** START INPUT ROWS **

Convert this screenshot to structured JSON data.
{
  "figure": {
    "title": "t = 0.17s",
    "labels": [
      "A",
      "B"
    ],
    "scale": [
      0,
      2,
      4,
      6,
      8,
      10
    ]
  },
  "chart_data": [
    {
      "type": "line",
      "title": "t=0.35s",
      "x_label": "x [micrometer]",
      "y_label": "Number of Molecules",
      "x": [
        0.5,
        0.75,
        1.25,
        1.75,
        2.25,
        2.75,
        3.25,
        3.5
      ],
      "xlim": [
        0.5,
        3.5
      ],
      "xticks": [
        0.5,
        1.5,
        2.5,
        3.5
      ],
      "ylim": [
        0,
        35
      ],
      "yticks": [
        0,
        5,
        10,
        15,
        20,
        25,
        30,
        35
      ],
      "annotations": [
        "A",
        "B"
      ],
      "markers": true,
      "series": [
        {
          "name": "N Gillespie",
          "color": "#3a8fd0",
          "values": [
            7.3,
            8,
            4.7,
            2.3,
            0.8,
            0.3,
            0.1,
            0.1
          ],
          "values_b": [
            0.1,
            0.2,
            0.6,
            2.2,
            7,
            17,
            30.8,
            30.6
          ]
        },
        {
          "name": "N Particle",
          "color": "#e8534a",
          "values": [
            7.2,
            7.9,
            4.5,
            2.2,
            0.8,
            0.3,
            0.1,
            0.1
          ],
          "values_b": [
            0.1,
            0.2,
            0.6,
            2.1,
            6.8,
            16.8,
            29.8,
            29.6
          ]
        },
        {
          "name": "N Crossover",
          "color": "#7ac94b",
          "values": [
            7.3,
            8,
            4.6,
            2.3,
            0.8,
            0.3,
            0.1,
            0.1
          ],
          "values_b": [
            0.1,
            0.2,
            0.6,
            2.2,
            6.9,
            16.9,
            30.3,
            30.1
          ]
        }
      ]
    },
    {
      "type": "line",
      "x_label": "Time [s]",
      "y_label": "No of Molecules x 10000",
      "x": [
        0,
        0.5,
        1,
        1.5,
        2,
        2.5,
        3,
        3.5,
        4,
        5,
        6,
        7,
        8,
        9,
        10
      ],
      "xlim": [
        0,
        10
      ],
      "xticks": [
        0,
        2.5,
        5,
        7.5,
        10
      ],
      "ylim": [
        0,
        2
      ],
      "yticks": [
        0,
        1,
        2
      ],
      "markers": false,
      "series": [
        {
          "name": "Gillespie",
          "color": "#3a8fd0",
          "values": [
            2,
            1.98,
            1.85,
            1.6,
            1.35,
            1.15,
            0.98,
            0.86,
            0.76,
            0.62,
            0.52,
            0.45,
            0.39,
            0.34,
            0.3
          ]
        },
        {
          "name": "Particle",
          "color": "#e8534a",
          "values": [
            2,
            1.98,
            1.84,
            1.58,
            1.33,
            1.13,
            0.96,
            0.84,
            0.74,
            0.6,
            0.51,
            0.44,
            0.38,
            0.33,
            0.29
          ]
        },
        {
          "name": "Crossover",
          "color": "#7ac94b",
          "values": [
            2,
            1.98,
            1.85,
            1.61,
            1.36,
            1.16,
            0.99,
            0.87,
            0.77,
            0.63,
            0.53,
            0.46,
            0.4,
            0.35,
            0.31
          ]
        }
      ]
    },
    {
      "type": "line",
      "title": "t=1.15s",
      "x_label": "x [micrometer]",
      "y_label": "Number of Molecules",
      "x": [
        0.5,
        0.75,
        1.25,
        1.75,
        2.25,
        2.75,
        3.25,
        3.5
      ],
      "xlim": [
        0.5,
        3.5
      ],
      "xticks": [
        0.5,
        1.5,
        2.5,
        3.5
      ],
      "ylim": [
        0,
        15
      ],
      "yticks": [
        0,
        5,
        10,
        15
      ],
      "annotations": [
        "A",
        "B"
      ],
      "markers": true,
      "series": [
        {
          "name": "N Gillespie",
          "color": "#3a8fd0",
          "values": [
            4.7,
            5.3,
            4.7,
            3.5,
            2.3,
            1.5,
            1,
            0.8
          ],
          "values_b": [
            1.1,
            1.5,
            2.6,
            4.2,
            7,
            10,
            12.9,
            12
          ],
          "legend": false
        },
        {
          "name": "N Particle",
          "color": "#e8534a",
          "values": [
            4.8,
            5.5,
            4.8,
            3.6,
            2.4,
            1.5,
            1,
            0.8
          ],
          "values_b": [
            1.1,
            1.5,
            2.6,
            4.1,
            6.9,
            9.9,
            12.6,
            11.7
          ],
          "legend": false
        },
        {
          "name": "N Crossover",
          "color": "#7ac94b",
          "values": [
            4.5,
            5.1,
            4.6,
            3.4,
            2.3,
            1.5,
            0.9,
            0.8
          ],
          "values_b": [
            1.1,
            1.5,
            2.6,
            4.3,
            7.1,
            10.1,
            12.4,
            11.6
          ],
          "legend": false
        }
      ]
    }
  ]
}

** END INPUT ROWS **

■ DIRECTIVE ■
Transcribe each entry precisely, missing none.

■ SOLUTION TO THIS PROBLEM ■
Convert this screenshot to structured JSON data.
{
  "figure": {
    "title": "t = 0.17s",
    "labels": [
      "A",
      "B"
    ],
    "scale": [
      0,
      2,
      4,
      6,
      8,
      10
    ]
  },
  "chart_data": [
    {
      "type": "line",
      "title": "t=0.35s",
      "x_label": "x [micrometer]",
      "y_label": "Number of Molecules",
      "x": [
        0.5,
        0.75,
        1.25,
        1.75,
        2.25,
        2.75,
        3.25,
        3.5
      ],
      "xlim": [
        0.5,
        3.5
      ],
      "xticks": [
        0.5,
        1.5,
        2.5,
        3.5
      ],
      "ylim": [
        0,
        35
      ],
      "yticks": [
        0,
        5,
        10,
        15,
        20,
        25,
        30,
        35
      ],
      "annotations": [
        "A",
        "B"
      ],
      "markers": true,
      "series": [
        {
          "name": "N Gillespie",
          "color": "#3a8fd0",
          "values": [
            7.3,
            8,
            4.7,
            2.3,
            0.8,
            0.3,
            0.1,
            0.1
          ],
          "values_b": [
            0.1,
            0.2,
            0.6,
            2.2,
            7,
            17,
            30.8,
            30.6
          ]
        },
        {
          "name": "N Particle",
          "color": "#e8534a",
          "values": [
            7.2,
            7.9,
            4.5,
            2.2,
            0.8,
            0.3,
            0.1,
            0.1
          ],
          "values_b": [
            0.1,
            0.2,
            0.6,
            2.1,
            6.8,
            16.8,
            29.8,
            29.6
          ]
        },
        {
          "name": "N Crossover",
          "color": "#7ac94b",
          "values": [
            7.3,
            8,
            4.6,
            2.3,
            0.8,
            0.3,
            0.1,
            0.1
          ],
          "values_b": [
            0.1,
            0.2,
            0.6,
            2.2,
            6.9,
            16.9,
            30.3,
            30.1
          ]
        }
      ]
    },
    {
      "type": "line",
      "x_label": "Time [s]",
      "y_label": "No of Molecules x 10000",
      "x": [
        0,
        0.5,
        1,
        1.5,
        2,
        2.5,
        3,
        3.5,
        4,
        5,
        6,
        7,
        8,
        9,
        10
      ],
      "xlim": [
        0,
        10
      ],
      "xticks": [
        0,
        2.5,
        5,
        7.5,
        10
      ],
      "ylim": [
        0,
        2
      ],
      "yticks": [
        0,
        1,
        2
      ],
      "markers": false,
      "series": [
        {
          "name": "Gillespie",
          "color": "#3a8fd0",
          "values": [
            2,
            1.98,
            1.85,
            1.6,
            1.35,
            1.15,
            0.98,
            0.86,
            0.76,
            0.62,
            0.52,
            0.45,
            0.39,
            0.34,
            0.3
          ]
        },
        {
          "name": "Particle",
          "color": "#e8534a",
          "values": [
            2,
            1.98,
            1.84,
            1.58,
            1.33,
            1.13,
            0.96,
            0.84,
            0.74,
            0.6,
            0.51,
            0.44,
            0.38,
            0.33,
            0.29
          ]
        },
        {
          "name": "Crossover",
          "color": "#7ac94b",
          "values": [
            2,
            1.98,
            1.85,
            1.61,
            1.36,
            1.16,
            0.99,
            0.87,
            0.77,
            0.63,
            0.53,
            0.46,
            0.4,
            0.35,
            0.31
          ]
        }
      ]
    },
    {
      "type": "line",
      "title": "t=1.15s",
      "x_label": "x [micrometer]",
      "y_label": "Number of Molecules",
      "x": [
        0.5,
        0.75,
        1.25,
        1.75,
        2.25,
        2.75,
        3.25,
        3.5
      ],
      "xlim": [
        0.5,
        3.5
      ],
      "xticks": [
        0.5,
        1.5,
        2.5,
        3.5
      ],
      "ylim": [
        0,
        15
      ],
      "yticks": [
        0,
        5,
        10,
        15
      ],
      "annotations": [
        "A",
        "B"
      ],
      "markers": true,
      "series": [
        {
          "name": "N Gillespie",
          "color": "#3a8fd0",
          "values": [
            4.7,
            5.3,
            4.7,
            3.5,
            2.3,
            1.5,
            1,
            0.8
          ],
          "values_b": [
            1.1,
            1.5,
            2.6,
            4.2,
            7,
            10,
            12.9,
            12
          ],
          "legend": false
        },
        {
          "name": "N Particle",
          "color": "#e8534a",
          "values": [
            4.8,
            5.5,
            4.8,
            3.6,
            2.4,
            1.5,
            1,
            0.8
          ],
          "values_b": [
            1.1,
            1.5,
            2.6,
            4.1,
            6.9,
            9.9,
            12.6,
            11.7
          ],
          "legend": false
        },
        {
          "name": "N Crossover",
          "color": "#7ac94b",
          "values": [
            4.5,
            5.1,
            4.6,
            3.4,
            2.3,
            1.5,
            0.9,
            0.8
          ],
          "values_b": [
            1.1,
            1.5,
            2.6,
            4.3,
            7.1,
            10.1,
            12.4,
            11.6
          ],
          "legend": false
        }
      ]
    }
  ]
}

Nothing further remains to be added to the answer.